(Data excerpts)
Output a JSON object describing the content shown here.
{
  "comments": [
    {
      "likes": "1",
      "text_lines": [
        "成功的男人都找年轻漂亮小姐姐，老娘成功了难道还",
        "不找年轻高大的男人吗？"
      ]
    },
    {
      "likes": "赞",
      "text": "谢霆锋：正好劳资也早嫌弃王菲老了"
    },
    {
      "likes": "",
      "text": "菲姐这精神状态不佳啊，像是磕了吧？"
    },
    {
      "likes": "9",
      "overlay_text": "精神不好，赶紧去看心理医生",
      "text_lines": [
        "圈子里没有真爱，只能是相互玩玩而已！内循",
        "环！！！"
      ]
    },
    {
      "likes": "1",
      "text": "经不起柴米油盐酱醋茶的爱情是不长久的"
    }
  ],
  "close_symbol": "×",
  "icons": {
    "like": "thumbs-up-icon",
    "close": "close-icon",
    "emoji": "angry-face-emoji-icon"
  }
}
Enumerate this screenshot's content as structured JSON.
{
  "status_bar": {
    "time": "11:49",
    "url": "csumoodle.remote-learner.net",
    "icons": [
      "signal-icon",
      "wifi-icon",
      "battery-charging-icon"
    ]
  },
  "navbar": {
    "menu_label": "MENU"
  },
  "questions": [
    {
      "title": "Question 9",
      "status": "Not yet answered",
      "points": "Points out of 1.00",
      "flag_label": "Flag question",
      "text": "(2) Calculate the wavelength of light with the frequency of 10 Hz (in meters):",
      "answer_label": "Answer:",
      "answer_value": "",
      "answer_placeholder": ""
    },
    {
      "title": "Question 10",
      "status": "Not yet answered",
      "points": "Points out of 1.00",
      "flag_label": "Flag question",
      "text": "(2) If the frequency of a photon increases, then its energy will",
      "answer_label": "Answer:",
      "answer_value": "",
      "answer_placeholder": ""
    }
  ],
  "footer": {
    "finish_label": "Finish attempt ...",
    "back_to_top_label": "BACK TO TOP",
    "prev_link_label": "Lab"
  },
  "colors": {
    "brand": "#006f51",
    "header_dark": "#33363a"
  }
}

WHAT THE TASK REQUIRES:
Restate the data above word for word.

RESPONSE TO THE EXERCISE:
Output a JSON object describing the content shown here.
{
  "comments": [
    {
      "likes": "1",
      "text_lines": [
        "成功的男人都找年轻漂亮小姐姐，老娘成功了难道还",
        "不找年轻高大的男人吗？"
      ]
    },
    {
      "likes": "赞",
      "text": "谢霆锋：正好劳资也早嫌弃王菲老了"
    },
    {
      "likes": "",
      "text": "菲姐这精神状态不佳啊，像是磕了吧？"
    },
    {
      "likes": "9",
      "overlay_text": "精神不好，赶紧去看心理医生",
      "text_lines": [
        "圈子里没有真爱，只能是相互玩玩而已！内循",
        "环！！！"
      ]
    },
    {
      "likes": "1",
      "text": "经不起柴米油盐酱醋茶的爱情是不长久的"
    }
  ],
  "close_symbol": "×",
  "icons": {
    "like": "thumbs-up-icon",
    "close": "close-icon",
    "emoji": "angry-face-emoji-icon"
  }
}
Enumerate this screenshot's content as structured JSON.
{
  "status_bar": {
    "time": "11:49",
    "url": "csumoodle.remote-learner.net",
    "icons": [
      "signal-icon",
      "wifi-icon",
      "battery-charging-icon"
    ]
  },
  "navbar": {
    "menu_label": "MENU"
  },
  "questions": [
    {
      "title": "Question 9",
      "status": "Not yet answered",
      "points": "Points out of 1.00",
      "flag_label": "Flag question",
      "text": "(2) Calculate the wavelength of light with the frequency of 10 Hz (in meters):",
      "answer_label": "Answer:",
      "answer_value": "",
      "answer_placeholder": ""
    },
    {
      "title": "Question 10",
      "status": "Not yet answered",
      "points": "Points out of 1.00",
      "flag_label": "Flag question",
      "text": "(2) If the frequency of a photon increases, then its energy will",
      "answer_label": "Answer:",
      "answer_value": "",
      "answer_placeholder": ""
    }
  ],
  "footer": {
    "finish_label": "Finish attempt ...",
    "back_to_top_label": "BACK TO TOP",
    "prev_link_label": "Lab"
  },
  "colors": {
    "brand": "#006f51",
    "header_dark": "#33363a"
  }
}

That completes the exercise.